▶ [What the task requires] Find every line below that contains the string "density", matching case exactly, and copy each one.

▶ [Dataset records]
———

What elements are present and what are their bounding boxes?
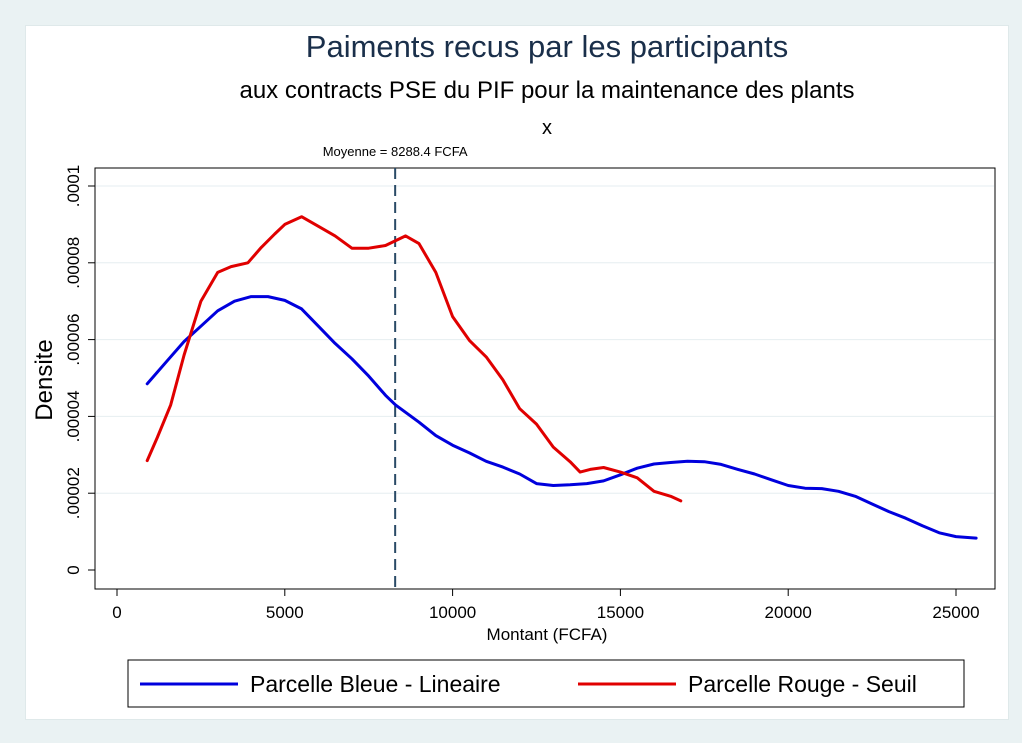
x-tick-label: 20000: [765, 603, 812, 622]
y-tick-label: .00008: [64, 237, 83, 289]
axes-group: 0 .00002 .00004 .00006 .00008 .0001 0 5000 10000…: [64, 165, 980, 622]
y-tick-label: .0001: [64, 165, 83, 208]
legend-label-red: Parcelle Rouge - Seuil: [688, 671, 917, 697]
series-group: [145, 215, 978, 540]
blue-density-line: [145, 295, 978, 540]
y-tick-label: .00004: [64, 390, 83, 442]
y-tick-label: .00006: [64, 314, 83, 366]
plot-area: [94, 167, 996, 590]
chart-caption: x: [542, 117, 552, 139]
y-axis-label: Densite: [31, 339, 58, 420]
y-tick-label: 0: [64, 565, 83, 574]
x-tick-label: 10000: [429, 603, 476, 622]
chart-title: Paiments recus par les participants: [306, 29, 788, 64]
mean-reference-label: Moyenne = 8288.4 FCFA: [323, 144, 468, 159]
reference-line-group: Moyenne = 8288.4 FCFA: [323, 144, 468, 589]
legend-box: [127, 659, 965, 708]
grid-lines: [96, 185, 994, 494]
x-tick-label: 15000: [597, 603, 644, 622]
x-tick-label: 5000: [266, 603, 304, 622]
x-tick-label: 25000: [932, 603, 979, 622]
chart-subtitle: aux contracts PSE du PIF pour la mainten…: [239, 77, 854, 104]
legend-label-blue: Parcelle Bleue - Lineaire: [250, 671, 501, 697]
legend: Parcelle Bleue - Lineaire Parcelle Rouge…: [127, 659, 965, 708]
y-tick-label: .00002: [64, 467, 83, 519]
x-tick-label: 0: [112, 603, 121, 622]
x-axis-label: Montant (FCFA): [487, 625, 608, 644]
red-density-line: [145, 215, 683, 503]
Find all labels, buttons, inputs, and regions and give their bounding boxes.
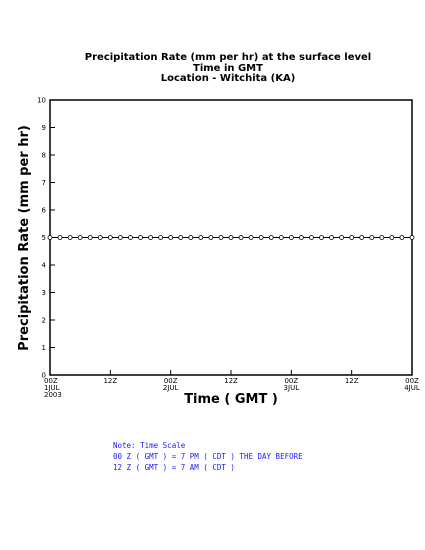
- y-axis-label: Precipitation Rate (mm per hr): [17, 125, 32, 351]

———

▶ [Answer to this exercise]
blue-density-line: [145, 295, 978, 540]
red-density-line: [145, 215, 683, 503]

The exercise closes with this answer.